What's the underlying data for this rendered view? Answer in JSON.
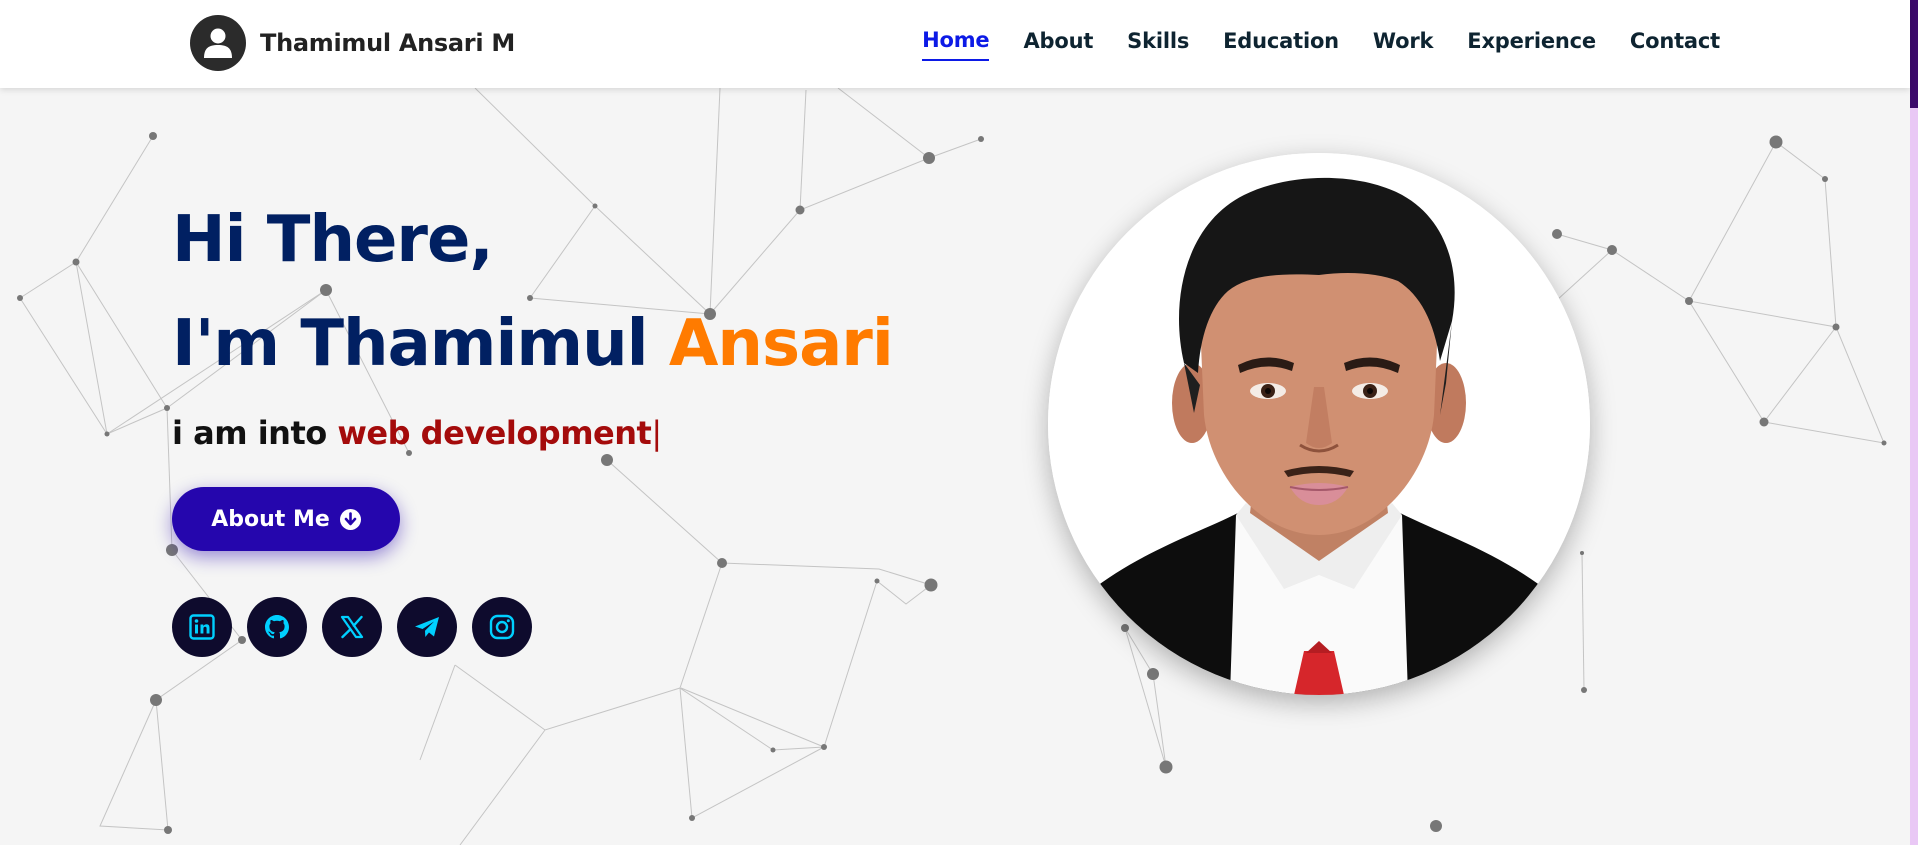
{
  "header": {
    "brand_name": "Thamimul Ansari M",
    "nav": [
      {
        "label": "Home",
        "active": true
      },
      {
        "label": "About"
      },
      {
        "label": "Skills"
      },
      {
        "label": "Education"
      },
      {
        "label": "Work"
      },
      {
        "label": "Experience"
      },
      {
        "label": "Contact"
      }
    ]
  },
  "hero": {
    "greeting": "Hi There,",
    "intro_prefix": "I'm Thamimul",
    "intro_highlight": "Ansari",
    "typing_prefix": "i am into",
    "typing_text": "web development",
    "typing_cursor": "|",
    "about_button_label": "About Me",
    "socials": [
      {
        "icon": "linkedin-icon"
      },
      {
        "icon": "github-icon"
      },
      {
        "icon": "x-twitter-icon"
      },
      {
        "icon": "telegram-icon"
      },
      {
        "icon": "instagram-icon"
      }
    ]
  },
  "colors": {
    "heading": "#012062",
    "accent_orange": "#ff7b00",
    "typing_red": "#a40b0b",
    "nav_active": "#0c1ae6",
    "button": "#2506ad",
    "social_bg": "#0e0b2d",
    "social_icon": "#00d0ff"
  }
}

◆ **WHAT NEEDS TO BE DONE**
Copy out every line of the data that includes the word "About".

◆ **ANSWER TO THE EXERCISE**
        "label": "About"
    "about_button_label": "About Me",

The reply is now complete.